> _Figure collection entries_
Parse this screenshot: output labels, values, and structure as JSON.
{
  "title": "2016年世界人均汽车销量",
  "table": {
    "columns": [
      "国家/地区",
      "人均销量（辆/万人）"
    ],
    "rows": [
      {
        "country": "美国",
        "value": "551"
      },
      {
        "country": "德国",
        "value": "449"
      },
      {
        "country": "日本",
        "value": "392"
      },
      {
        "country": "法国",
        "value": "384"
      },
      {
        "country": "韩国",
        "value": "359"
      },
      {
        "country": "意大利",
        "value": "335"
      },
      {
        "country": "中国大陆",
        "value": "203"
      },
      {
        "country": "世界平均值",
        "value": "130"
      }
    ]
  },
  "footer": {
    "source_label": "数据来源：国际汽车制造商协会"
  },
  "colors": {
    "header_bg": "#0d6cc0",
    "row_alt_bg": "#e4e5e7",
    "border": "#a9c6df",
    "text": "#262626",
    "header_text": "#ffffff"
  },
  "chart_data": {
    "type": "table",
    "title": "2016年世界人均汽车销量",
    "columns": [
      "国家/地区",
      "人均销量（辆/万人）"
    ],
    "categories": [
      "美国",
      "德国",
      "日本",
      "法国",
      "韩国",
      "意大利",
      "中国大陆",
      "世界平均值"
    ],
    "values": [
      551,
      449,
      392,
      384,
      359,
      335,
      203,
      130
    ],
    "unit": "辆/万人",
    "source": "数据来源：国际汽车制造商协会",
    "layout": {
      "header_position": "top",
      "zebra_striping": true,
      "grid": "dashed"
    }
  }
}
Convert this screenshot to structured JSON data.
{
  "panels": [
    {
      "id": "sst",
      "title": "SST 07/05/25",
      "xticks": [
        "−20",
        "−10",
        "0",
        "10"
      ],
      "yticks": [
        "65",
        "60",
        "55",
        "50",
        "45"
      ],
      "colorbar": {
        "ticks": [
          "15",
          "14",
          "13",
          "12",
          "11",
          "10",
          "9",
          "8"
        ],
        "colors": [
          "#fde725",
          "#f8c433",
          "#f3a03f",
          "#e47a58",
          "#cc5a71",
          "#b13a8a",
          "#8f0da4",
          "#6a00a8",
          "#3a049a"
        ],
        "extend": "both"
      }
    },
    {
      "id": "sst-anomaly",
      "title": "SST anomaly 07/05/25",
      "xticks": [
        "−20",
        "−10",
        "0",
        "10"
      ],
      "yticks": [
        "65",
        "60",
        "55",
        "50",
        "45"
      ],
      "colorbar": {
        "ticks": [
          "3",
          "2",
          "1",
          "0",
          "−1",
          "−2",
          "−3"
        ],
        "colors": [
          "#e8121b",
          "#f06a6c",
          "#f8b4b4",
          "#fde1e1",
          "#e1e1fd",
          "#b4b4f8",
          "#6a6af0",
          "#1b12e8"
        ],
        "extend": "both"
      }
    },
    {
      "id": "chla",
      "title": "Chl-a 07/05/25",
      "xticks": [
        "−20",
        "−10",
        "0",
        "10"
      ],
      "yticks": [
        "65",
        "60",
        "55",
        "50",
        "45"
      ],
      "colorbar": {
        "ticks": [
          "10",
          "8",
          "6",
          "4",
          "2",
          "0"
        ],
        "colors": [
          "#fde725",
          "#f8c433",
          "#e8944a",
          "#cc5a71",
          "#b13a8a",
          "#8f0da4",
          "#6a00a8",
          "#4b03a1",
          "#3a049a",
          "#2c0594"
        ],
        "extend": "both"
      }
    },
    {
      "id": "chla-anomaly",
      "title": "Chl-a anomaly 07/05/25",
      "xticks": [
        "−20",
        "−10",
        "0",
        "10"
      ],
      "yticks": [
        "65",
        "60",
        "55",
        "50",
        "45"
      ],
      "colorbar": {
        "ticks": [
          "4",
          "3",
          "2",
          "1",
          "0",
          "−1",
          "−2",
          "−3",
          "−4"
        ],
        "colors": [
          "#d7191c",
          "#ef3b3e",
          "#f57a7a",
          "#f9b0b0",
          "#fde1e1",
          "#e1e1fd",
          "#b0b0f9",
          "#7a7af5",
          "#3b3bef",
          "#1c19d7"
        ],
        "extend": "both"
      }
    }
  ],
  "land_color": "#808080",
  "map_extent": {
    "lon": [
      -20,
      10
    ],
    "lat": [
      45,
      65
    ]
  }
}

> _WHAT THE EXERCISE ASKS_
Give the entries again in full, exactly as they are written.

> _COMPLETED EXERCISE_
Parse this screenshot: output labels, values, and structure as JSON.
{
  "title": "2016年世界人均汽车销量",
  "table": {
    "columns": [
      "国家/地区",
      "人均销量（辆/万人）"
    ],
    "rows": [
      {
        "country": "美国",
        "value": "551"
      },
      {
        "country": "德国",
        "value": "449"
      },
      {
        "country": "日本",
        "value": "392"
      },
      {
        "country": "法国",
        "value": "384"
      },
      {
        "country": "韩国",
        "value": "359"
      },
      {
        "country": "意大利",
        "value": "335"
      },
      {
        "country": "中国大陆",
        "value": "203"
      },
      {
        "country": "世界平均值",
        "value": "130"
      }
    ]
  },
  "footer": {
    "source_label": "数据来源：国际汽车制造商协会"
  },
  "colors": {
    "header_bg": "#0d6cc0",
    "row_alt_bg": "#e4e5e7",
    "border": "#a9c6df",
    "text": "#262626",
    "header_text": "#ffffff"
  },
  "chart_data": {
    "type": "table",
    "title": "2016年世界人均汽车销量",
    "columns": [
      "国家/地区",
      "人均销量（辆/万人）"
    ],
    "categories": [
      "美国",
      "德国",
      "日本",
      "法国",
      "韩国",
      "意大利",
      "中国大陆",
      "世界平均值"
    ],
    "values": [
      551,
      449,
      392,
      384,
      359,
      335,
      203,
      130
    ],
    "unit": "辆/万人",
    "source": "数据来源：国际汽车制造商协会",
    "layout": {
      "header_position": "top",
      "zebra_striping": true,
      "grid": "dashed"
    }
  }
}
Convert this screenshot to structured JSON data.
{
  "panels": [
    {
      "id": "sst",
      "title": "SST 07/05/25",
      "xticks": [
        "−20",
        "−10",
        "0",
        "10"
      ],
      "yticks": [
        "65",
        "60",
        "55",
        "50",
        "45"
      ],
      "colorbar": {
        "ticks": [
          "15",
          "14",
          "13",
          "12",
          "11",
          "10",
          "9",
          "8"
        ],
        "colors": [
          "#fde725",
          "#f8c433",
          "#f3a03f",
          "#e47a58",
          "#cc5a71",
          "#b13a8a",
          "#8f0da4",
          "#6a00a8",
          "#3a049a"
        ],
        "extend": "both"
      }
    },
    {
      "id": "sst-anomaly",
      "title": "SST anomaly 07/05/25",
      "xticks": [
        "−20",
        "−10",
        "0",
        "10"
      ],
      "yticks": [
        "65",
        "60",
        "55",
        "50",
        "45"
      ],
      "colorbar": {
        "ticks": [
          "3",
          "2",
          "1",
          "0",
          "−1",
          "−2",
          "−3"
        ],
        "colors": [
          "#e8121b",
          "#f06a6c",
          "#f8b4b4",
          "#fde1e1",
          "#e1e1fd",
          "#b4b4f8",
          "#6a6af0",
          "#1b12e8"
        ],
        "extend": "both"
      }
    },
    {
      "id": "chla",
      "title": "Chl-a 07/05/25",
      "xticks": [
        "−20",
        "−10",
        "0",
        "10"
      ],
      "yticks": [
        "65",
        "60",
        "55",
        "50",
        "45"
      ],
      "colorbar": {
        "ticks": [
          "10",
          "8",
          "6",
          "4",
          "2",
          "0"
        ],
        "colors": [
          "#fde725",
          "#f8c433",
          "#e8944a",
          "#cc5a71",
          "#b13a8a",
          "#8f0da4",
          "#6a00a8",
          "#4b03a1",
          "#3a049a",
          "#2c0594"
        ],
        "extend": "both"
      }
    },
    {
      "id": "chla-anomaly",
      "title": "Chl-a anomaly 07/05/25",
      "xticks": [
        "−20",
        "−10",
        "0",
        "10"
      ],
      "yticks": [
        "65",
        "60",
        "55",
        "50",
        "45"
      ],
      "colorbar": {
        "ticks": [
          "4",
          "3",
          "2",
          "1",
          "0",
          "−1",
          "−2",
          "−3",
          "−4"
        ],
        "colors": [
          "#d7191c",
          "#ef3b3e",
          "#f57a7a",
          "#f9b0b0",
          "#fde1e1",
          "#e1e1fd",
          "#b0b0f9",
          "#7a7af5",
          "#3b3bef",
          "#1c19d7"
        ],
        "extend": "both"
      }
    }
  ],
  "land_color": "#808080",
  "map_extent": {
    "lon": [
      -20,
      10
    ],
    "lat": [
      45,
      65
    ]
  }
}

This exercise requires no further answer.